Where does the string "WATER" appear? Copy every line of the entries below that holds it.

BEGIN RECORD LIST

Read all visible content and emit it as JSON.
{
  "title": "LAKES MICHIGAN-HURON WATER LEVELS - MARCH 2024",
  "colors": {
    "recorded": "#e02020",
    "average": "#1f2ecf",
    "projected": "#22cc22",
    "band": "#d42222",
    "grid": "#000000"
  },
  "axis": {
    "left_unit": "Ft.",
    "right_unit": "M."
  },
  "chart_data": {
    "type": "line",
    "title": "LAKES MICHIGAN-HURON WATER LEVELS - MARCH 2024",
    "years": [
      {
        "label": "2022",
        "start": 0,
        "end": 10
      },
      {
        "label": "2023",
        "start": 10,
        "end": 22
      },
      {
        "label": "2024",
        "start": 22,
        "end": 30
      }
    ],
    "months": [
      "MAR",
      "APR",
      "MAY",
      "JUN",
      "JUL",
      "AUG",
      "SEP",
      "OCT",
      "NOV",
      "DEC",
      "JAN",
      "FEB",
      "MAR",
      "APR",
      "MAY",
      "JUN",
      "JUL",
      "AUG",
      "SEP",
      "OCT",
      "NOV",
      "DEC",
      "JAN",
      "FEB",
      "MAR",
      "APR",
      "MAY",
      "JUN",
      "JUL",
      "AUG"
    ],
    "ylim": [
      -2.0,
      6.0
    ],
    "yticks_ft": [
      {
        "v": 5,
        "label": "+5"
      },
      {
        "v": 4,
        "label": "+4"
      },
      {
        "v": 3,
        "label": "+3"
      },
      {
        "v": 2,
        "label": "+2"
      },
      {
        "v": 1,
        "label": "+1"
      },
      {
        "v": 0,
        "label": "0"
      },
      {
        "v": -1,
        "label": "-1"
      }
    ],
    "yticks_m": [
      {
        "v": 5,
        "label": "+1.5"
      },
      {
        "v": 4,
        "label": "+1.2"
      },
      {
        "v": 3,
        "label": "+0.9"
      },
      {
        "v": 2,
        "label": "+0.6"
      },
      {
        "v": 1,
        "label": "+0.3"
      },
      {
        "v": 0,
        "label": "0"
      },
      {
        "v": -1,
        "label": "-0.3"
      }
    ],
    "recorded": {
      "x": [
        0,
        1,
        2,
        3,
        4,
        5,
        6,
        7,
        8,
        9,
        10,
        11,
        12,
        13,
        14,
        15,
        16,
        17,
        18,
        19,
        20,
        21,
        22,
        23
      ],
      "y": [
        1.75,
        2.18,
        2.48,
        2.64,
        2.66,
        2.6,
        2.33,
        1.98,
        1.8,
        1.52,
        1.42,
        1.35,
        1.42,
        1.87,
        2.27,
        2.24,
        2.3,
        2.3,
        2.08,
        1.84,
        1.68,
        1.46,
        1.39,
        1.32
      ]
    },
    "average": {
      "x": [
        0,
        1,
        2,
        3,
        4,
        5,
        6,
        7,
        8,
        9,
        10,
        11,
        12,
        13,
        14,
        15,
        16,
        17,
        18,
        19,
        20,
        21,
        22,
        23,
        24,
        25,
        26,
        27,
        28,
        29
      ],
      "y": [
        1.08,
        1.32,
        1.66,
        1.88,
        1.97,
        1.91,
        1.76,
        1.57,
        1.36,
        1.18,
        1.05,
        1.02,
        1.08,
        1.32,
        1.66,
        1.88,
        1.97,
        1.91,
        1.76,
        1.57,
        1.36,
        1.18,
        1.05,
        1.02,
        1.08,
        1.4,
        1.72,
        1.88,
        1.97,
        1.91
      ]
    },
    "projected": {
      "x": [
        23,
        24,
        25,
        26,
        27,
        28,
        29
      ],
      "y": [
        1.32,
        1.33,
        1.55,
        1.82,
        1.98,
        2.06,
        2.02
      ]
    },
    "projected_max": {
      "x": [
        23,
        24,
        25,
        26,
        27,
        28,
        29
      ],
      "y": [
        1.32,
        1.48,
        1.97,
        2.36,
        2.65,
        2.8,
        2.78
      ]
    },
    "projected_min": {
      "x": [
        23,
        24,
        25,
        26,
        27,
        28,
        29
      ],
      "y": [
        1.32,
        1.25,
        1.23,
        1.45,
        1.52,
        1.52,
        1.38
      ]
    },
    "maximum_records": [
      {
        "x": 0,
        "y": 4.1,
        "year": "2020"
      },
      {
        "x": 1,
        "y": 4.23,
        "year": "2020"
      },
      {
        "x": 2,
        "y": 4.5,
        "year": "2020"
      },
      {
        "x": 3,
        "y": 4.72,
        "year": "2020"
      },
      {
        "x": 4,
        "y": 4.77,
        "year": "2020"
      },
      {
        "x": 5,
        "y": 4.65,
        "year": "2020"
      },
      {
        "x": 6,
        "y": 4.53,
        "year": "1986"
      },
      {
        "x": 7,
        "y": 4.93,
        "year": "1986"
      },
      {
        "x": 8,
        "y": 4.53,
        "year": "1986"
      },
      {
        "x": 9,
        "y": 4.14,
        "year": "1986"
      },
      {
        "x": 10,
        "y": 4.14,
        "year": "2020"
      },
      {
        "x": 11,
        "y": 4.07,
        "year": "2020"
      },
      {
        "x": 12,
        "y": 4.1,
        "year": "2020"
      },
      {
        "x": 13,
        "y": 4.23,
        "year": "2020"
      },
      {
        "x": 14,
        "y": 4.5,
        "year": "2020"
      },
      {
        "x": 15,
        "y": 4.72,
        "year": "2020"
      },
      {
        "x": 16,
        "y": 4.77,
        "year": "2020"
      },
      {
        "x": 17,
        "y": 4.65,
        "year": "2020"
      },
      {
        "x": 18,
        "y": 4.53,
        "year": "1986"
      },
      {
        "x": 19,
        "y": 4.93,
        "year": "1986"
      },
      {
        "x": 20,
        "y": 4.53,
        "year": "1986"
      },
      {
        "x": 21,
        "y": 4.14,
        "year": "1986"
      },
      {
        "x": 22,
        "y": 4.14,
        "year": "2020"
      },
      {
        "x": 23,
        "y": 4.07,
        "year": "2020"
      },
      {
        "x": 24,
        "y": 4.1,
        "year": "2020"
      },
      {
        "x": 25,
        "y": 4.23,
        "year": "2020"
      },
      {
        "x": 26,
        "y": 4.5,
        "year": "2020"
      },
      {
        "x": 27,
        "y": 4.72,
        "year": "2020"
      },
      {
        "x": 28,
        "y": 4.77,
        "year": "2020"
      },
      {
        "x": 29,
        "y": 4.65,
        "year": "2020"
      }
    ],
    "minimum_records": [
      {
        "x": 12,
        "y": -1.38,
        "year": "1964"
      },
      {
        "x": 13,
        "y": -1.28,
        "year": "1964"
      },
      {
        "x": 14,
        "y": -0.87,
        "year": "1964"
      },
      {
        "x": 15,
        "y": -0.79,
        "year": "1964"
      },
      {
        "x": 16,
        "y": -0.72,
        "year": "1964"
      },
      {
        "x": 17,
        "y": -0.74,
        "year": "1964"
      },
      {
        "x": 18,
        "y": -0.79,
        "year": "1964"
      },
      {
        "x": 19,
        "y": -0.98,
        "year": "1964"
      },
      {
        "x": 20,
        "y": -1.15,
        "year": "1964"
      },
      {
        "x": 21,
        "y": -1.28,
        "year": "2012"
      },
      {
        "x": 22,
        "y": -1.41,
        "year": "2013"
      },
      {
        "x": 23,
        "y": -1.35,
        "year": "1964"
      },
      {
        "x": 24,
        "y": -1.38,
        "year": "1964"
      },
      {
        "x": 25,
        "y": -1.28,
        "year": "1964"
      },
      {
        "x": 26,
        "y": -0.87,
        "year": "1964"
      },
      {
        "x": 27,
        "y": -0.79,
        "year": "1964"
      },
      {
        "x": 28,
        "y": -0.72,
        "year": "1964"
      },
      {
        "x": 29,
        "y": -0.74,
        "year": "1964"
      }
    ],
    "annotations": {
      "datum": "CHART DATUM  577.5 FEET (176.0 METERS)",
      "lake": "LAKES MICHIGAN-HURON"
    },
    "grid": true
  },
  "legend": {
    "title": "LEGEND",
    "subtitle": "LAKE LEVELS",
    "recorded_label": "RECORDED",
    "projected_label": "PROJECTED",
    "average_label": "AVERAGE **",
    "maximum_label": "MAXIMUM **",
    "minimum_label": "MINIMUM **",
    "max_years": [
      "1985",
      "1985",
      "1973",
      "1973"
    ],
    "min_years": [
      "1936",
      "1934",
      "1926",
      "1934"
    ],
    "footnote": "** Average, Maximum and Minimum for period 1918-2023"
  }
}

END RECORD LIST

- RESULT OF THIS EXERCISE
  "title": "LAKES MICHIGAN-HURON WATER LEVELS - MARCH 2024",
    "title": "LAKES MICHIGAN-HURON WATER LEVELS - MARCH 2024",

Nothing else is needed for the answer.